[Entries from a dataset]

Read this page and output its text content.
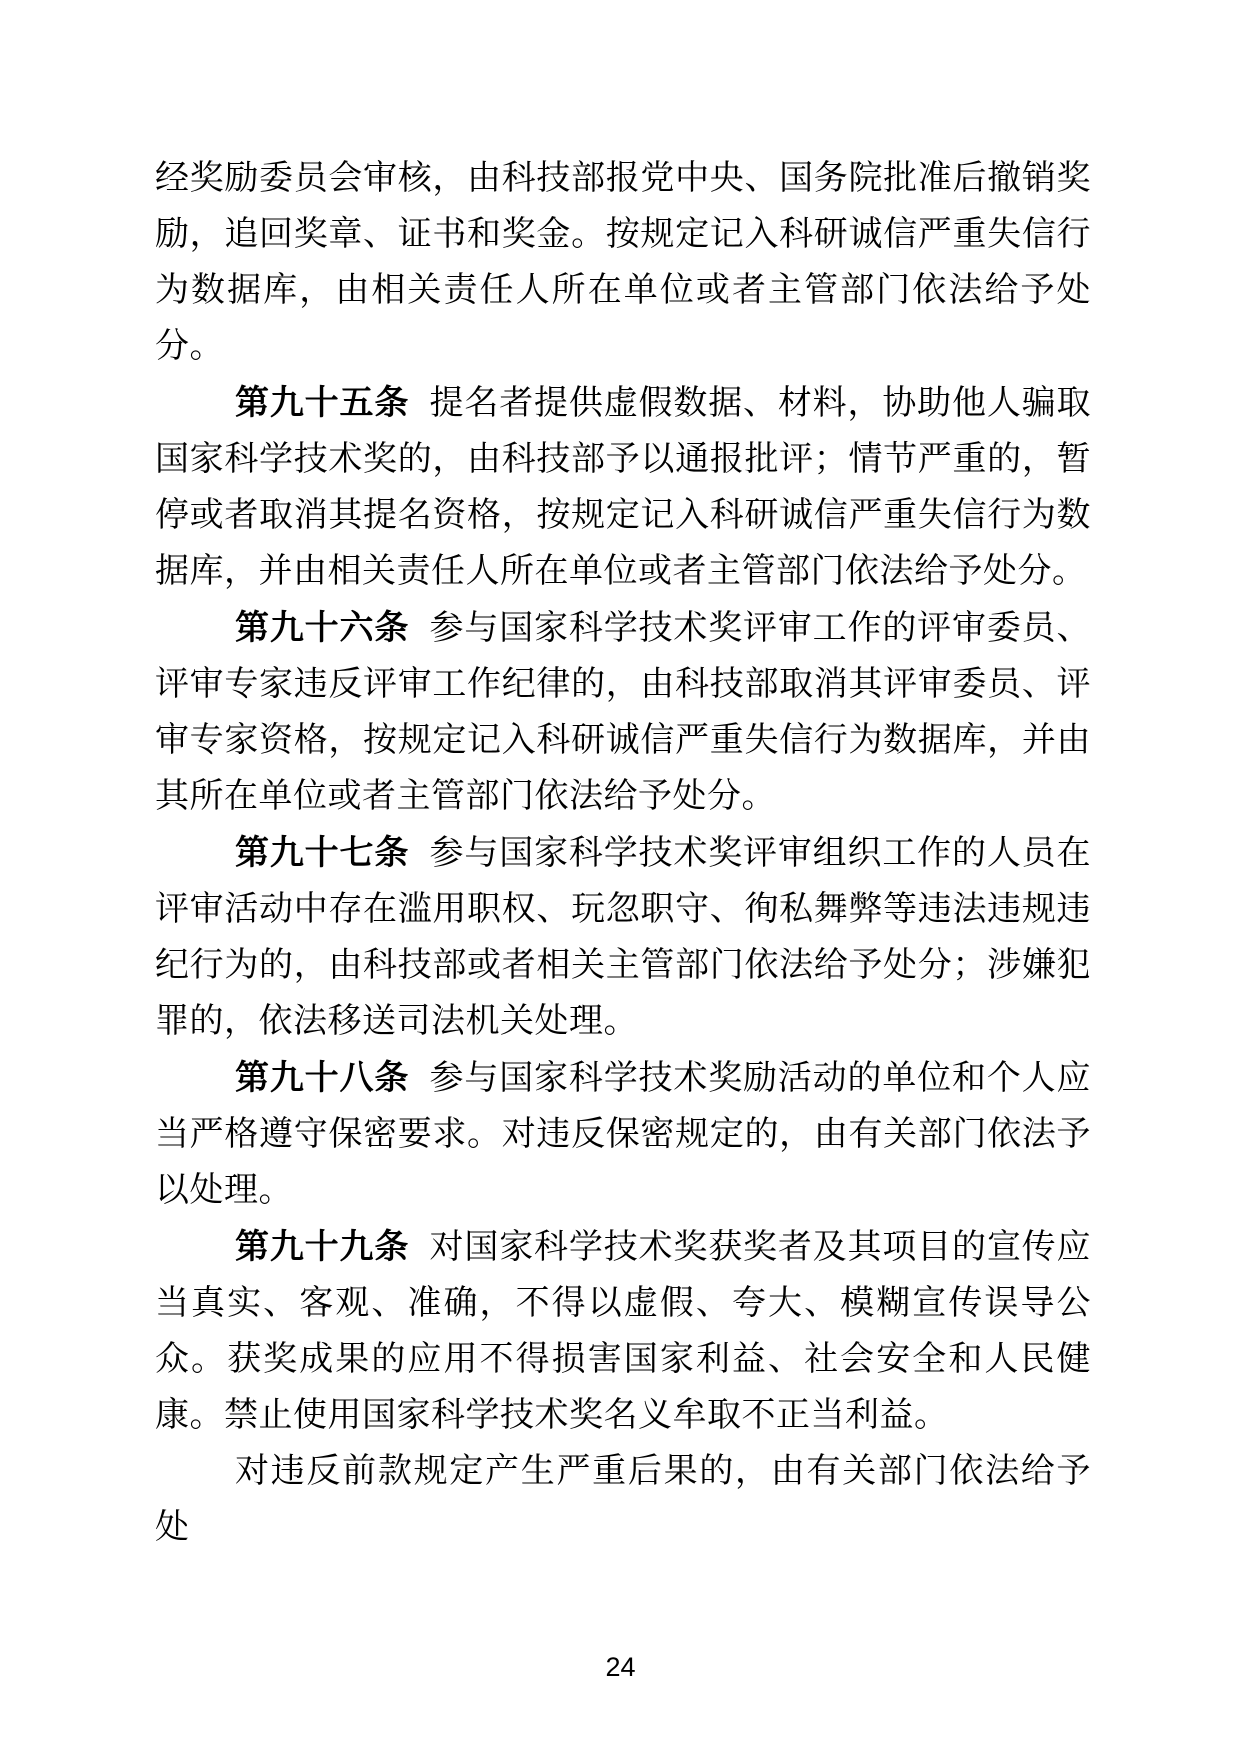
经奖励委员会审核，由科技部报党中央、国务院批准后撤销奖励，追回奖章、证书和奖金。按规定记入科研诚信严重失信行为数据库，由相关责任人所在单位或者主管部门依法给予处分。

第九十五条 提名者提供虚假数据、材料，协助他人骗取国家科学技术奖的，由科技部予以通报批评；情节严重的，暂停或者取消其提名资格，按规定记入科研诚信严重失信行为数据库，并由相关责任人所在单位或者主管部门依法给予处分。

第九十六条 参与国家科学技术奖评审工作的评审委员、评审专家违反评审工作纪律的，由科技部取消其评审委员、评审专家资格，按规定记入科研诚信严重失信行为数据库，并由其所在单位或者主管部门依法给予处分。

第九十七条 参与国家科学技术奖评审组织工作的人员在评审活动中存在滥用职权、玩忽职守、徇私舞弊等违法违规违纪行为的，由科技部或者相关主管部门依法给予处分；涉嫌犯罪的，依法移送司法机关处理。

第九十八条 参与国家科学技术奖励活动的单位和个人应当严格遵守保密要求。对违反保密规定的，由有关部门依法予以处理。

第九十九条 对国家科学技术奖获奖者及其项目的宣传应当真实、客观、准确，不得以虚假、夸大、模糊宣传误导公众。获奖成果的应用不得损害国家利益、社会安全和人民健康。禁止使用国家科学技术奖名义牟取不正当利益。

对违反前款规定产生严重后果的，由有关部门依法给予处

24
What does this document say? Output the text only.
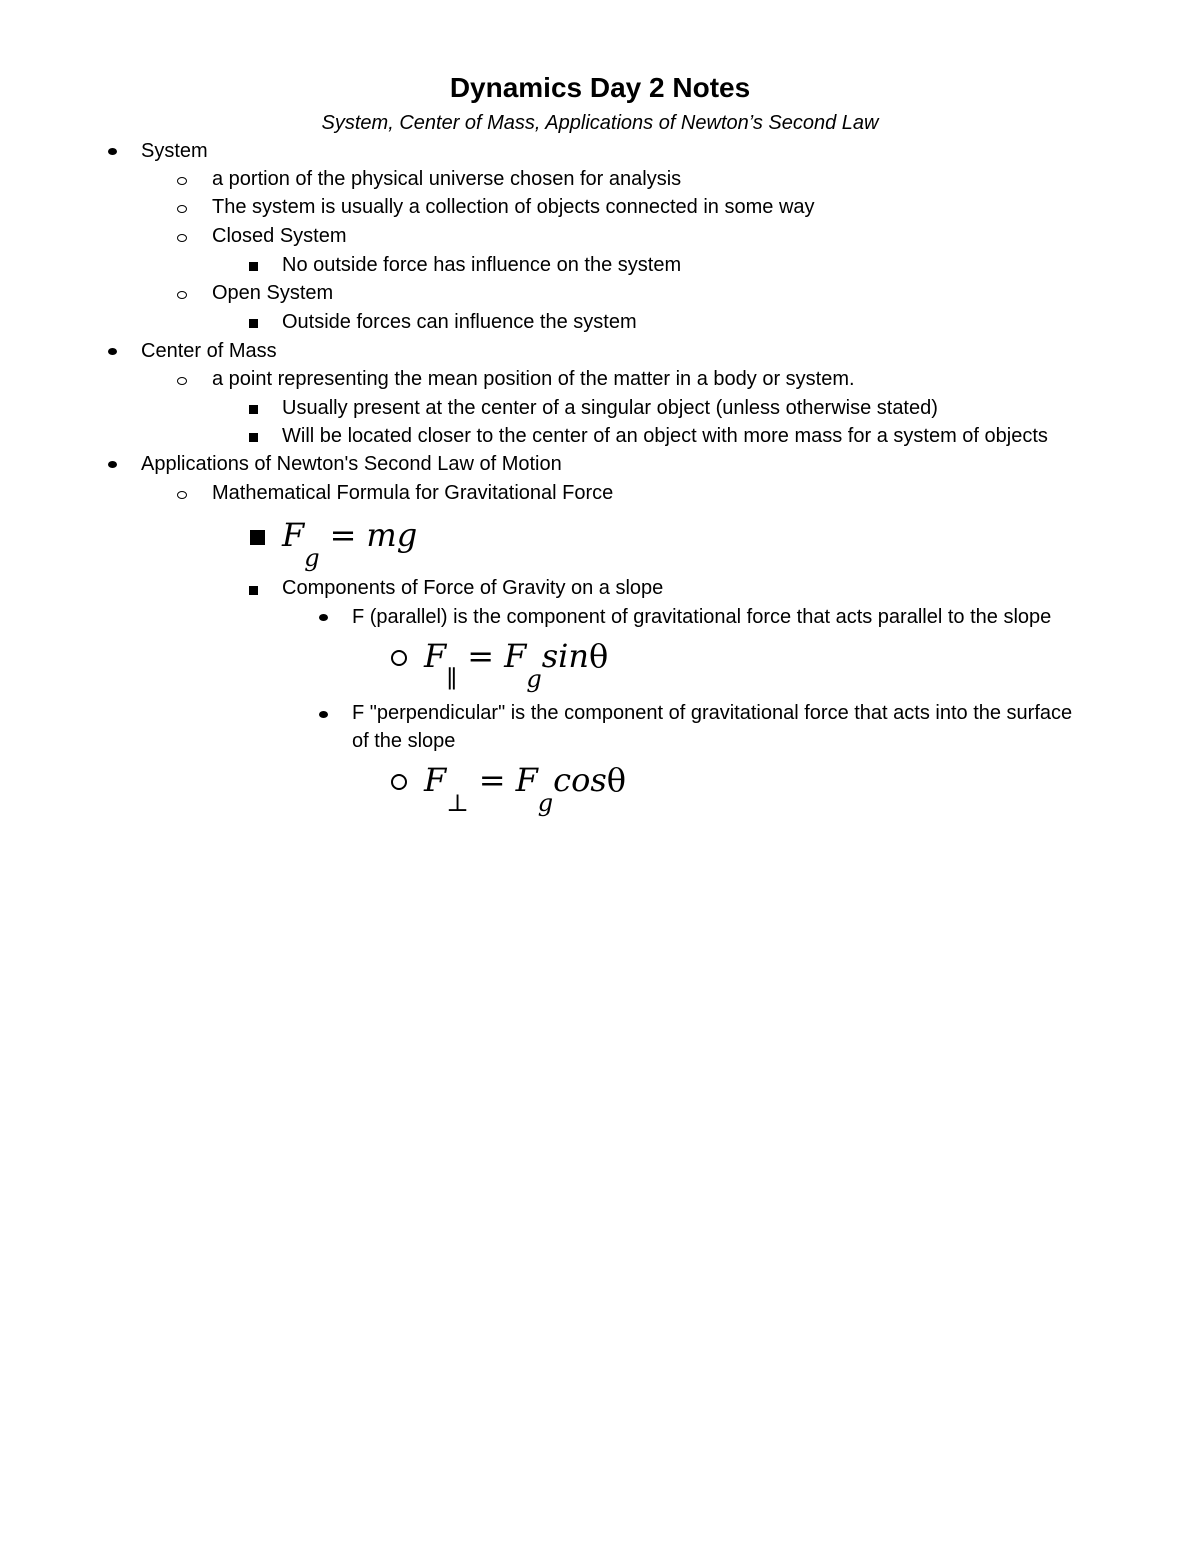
Dynamics Day 2 Notes
System, Center of Mass, Applications of Newton’s Second Law
System
a portion of the physical universe chosen for analysis
The system is usually a collection of objects connected in some way
Closed System
No outside force has influence on the system
Open System
Outside forces can influence the system
Center of Mass
a point representing the mean position of the matter in a body or system.
Usually present at the center of a singular object (unless otherwise stated)
Will be located closer to the center of an object with more mass for a system of objects
Applications of Newton's Second Law of Motion
Mathematical Formula for Gravitational Force
$F_g=$ mg
Components of Force of Gravity on a slope
F (parallel) is the component of gravitational force that acts parallel to the slope
$F_\parallel= F_g\sin\theta$
F "perpendicular" is the component of gravitational force that acts into the surface
of the slope
$F_\perp= F_g\cos\theta$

- _To do_
Output the records above exactly; leave out the pictures.

- _Solution to the problem_
Read this page and output its text content.
经奖励委员会审核，由科技部报党中央、国务院批准后撤销奖励，追回奖章、证书和奖金。按规定记入科研诚信严重失信行为数据库，由相关责任人所在单位或者主管部门依法给予处分。

第九十五条 提名者提供虚假数据、材料，协助他人骗取国家科学技术奖的，由科技部予以通报批评；情节严重的，暂停或者取消其提名资格，按规定记入科研诚信严重失信行为数据库，并由相关责任人所在单位或者主管部门依法给予处分。

第九十六条 参与国家科学技术奖评审工作的评审委员、评审专家违反评审工作纪律的，由科技部取消其评审委员、评审专家资格，按规定记入科研诚信严重失信行为数据库，并由其所在单位或者主管部门依法给予处分。

第九十七条 参与国家科学技术奖评审组织工作的人员在评审活动中存在滥用职权、玩忽职守、徇私舞弊等违法违规违纪行为的，由科技部或者相关主管部门依法给予处分；涉嫌犯罪的，依法移送司法机关处理。

第九十八条 参与国家科学技术奖励活动的单位和个人应当严格遵守保密要求。对违反保密规定的，由有关部门依法予以处理。

第九十九条 对国家科学技术奖获奖者及其项目的宣传应当真实、客观、准确，不得以虚假、夸大、模糊宣传误导公众。获奖成果的应用不得损害国家利益、社会安全和人民健康。禁止使用国家科学技术奖名义牟取不正当利益。

对违反前款规定产生严重后果的，由有关部门依法给予处

24
What does this document say? Output the text only.
Dynamics Day 2 Notes
System, Center of Mass, Applications of Newton’s Second Law
System
a portion of the physical universe chosen for analysis
The system is usually a collection of objects connected in some way
Closed System
No outside force has influence on the system
Open System
Outside forces can influence the system
Center of Mass
a point representing the mean position of the matter in a body or system.
Usually present at the center of a singular object (unless otherwise stated)
Will be located closer to the center of an object with more mass for a system of objects
Applications of Newton's Second Law of Motion
Mathematical Formula for Gravitational Force
$F_g=$ mg
Components of Force of Gravity on a slope
F (parallel) is the component of gravitational force that acts parallel to the slope
$F_\parallel= F_g\sin\theta$
F "perpendicular" is the component of gravitational force that acts into the surface
of the slope
$F_\perp= F_g\cos\theta$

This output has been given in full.